[Items from a dataset]
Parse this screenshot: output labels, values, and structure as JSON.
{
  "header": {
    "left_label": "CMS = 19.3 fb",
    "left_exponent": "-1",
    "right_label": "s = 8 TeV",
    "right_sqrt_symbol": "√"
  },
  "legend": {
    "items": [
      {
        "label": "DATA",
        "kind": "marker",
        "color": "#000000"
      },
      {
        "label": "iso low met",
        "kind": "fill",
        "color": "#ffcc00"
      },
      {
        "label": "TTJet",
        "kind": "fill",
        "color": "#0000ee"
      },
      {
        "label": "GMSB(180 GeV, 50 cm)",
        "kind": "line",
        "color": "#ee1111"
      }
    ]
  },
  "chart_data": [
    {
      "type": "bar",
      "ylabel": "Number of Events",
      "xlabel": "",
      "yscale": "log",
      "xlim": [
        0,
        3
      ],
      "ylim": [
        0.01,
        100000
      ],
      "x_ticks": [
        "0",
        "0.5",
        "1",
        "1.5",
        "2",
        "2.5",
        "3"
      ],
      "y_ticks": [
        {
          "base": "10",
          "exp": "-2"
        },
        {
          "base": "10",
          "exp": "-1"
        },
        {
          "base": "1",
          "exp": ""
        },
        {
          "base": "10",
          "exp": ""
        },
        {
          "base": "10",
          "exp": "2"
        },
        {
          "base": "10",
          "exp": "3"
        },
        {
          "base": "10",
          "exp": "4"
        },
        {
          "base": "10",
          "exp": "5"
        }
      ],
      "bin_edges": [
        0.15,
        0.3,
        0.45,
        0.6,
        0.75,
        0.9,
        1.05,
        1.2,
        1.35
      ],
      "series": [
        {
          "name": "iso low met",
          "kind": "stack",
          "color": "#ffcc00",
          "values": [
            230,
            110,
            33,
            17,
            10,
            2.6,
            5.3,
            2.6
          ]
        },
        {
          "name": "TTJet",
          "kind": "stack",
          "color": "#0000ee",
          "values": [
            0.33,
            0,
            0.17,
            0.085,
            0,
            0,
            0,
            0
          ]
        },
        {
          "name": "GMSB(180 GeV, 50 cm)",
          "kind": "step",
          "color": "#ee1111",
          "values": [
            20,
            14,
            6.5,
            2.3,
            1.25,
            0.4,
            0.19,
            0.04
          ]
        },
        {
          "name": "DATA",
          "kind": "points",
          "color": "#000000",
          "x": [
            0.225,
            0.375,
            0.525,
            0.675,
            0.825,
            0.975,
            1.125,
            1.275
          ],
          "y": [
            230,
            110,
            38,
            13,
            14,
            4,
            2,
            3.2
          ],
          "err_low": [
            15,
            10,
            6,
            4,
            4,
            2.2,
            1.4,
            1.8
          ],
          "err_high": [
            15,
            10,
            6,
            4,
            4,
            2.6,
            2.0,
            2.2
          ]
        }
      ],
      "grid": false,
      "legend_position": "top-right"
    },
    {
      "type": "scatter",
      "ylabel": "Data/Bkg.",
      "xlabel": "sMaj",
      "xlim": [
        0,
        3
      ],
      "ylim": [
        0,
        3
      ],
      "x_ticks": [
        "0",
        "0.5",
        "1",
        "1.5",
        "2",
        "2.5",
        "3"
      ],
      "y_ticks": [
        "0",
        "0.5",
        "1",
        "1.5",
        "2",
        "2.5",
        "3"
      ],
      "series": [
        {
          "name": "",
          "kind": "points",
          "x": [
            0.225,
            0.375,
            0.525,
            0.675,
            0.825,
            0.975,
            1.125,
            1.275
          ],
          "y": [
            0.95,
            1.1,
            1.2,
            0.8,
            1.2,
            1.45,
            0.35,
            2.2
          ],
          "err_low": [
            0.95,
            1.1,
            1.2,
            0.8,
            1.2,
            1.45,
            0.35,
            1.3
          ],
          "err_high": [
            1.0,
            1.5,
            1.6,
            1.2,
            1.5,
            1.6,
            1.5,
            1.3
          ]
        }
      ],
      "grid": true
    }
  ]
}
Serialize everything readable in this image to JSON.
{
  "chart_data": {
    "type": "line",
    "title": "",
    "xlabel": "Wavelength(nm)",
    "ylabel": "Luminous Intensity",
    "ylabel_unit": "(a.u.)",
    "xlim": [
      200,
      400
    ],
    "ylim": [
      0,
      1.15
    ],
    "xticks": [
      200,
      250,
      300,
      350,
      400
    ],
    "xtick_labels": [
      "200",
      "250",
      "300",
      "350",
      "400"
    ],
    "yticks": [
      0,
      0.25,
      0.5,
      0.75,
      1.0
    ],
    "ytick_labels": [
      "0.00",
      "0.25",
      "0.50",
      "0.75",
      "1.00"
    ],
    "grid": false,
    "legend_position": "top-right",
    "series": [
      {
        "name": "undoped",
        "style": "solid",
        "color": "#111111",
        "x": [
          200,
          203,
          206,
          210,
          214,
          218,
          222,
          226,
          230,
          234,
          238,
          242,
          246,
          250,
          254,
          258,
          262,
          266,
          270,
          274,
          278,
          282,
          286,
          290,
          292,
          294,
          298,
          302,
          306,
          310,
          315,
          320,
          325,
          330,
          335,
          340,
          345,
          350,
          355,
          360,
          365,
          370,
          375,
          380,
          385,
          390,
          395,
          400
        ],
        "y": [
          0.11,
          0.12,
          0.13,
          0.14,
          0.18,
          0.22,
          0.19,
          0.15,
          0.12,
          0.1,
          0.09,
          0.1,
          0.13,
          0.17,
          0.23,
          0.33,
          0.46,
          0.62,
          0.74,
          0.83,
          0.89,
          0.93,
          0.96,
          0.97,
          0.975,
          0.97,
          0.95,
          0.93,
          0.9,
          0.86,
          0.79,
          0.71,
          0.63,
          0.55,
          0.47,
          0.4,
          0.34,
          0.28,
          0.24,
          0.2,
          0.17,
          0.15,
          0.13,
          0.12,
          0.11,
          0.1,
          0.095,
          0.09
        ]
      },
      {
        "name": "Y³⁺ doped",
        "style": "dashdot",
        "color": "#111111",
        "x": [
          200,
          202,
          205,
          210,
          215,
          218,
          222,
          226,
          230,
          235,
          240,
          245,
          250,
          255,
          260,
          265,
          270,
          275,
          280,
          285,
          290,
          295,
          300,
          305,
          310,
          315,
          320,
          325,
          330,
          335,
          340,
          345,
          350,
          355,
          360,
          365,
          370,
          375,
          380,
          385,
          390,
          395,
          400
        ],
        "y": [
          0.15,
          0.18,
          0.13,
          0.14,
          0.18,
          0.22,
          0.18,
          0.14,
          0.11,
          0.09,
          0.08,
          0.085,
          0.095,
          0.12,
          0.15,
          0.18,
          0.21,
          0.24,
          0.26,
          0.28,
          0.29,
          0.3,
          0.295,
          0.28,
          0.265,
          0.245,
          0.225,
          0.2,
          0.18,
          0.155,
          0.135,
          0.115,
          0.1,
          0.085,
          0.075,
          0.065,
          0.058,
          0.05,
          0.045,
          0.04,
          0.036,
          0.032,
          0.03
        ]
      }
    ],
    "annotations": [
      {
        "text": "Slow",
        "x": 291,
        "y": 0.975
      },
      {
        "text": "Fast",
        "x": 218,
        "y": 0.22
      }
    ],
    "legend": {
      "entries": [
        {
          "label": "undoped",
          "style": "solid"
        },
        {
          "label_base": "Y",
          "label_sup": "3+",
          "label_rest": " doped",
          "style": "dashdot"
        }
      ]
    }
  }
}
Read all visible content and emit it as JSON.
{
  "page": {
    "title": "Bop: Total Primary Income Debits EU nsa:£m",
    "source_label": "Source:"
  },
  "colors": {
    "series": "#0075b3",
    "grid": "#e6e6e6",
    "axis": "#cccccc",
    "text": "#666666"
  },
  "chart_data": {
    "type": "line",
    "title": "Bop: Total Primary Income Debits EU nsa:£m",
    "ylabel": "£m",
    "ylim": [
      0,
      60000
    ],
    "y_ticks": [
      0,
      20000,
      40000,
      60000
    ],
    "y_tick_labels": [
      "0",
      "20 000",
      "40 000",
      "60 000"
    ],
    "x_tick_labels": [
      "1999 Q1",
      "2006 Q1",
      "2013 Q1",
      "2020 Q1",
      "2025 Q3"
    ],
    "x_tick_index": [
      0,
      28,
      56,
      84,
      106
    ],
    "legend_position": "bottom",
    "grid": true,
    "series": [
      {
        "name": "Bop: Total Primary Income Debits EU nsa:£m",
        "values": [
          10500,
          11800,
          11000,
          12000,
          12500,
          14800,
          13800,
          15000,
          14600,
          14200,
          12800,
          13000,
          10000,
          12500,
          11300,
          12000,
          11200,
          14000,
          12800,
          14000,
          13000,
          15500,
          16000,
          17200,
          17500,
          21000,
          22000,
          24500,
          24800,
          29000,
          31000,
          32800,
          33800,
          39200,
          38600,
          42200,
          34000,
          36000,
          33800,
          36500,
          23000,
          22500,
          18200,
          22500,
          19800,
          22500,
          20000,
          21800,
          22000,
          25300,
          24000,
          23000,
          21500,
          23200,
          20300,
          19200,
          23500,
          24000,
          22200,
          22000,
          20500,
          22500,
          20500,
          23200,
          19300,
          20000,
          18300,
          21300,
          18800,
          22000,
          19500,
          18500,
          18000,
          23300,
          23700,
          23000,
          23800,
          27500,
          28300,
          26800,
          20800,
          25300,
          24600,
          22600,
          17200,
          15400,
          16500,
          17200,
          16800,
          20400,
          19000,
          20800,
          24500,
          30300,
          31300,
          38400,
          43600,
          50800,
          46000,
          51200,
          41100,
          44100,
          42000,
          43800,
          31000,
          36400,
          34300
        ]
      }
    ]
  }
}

(Stated problem) Go through the data above and find the lines with the word "name". Copy each of those lines.

(Result below)
          "name": "iso low met",
          "name": "TTJet",
          "name": "GMSB(180 GeV, 50 cm)",
          "name": "DATA",
          "name": "",
        "name": "undoped",
        "name": "Y³⁺ doped",
        "name": "Bop: Total Primary Income Debits EU nsa:£m",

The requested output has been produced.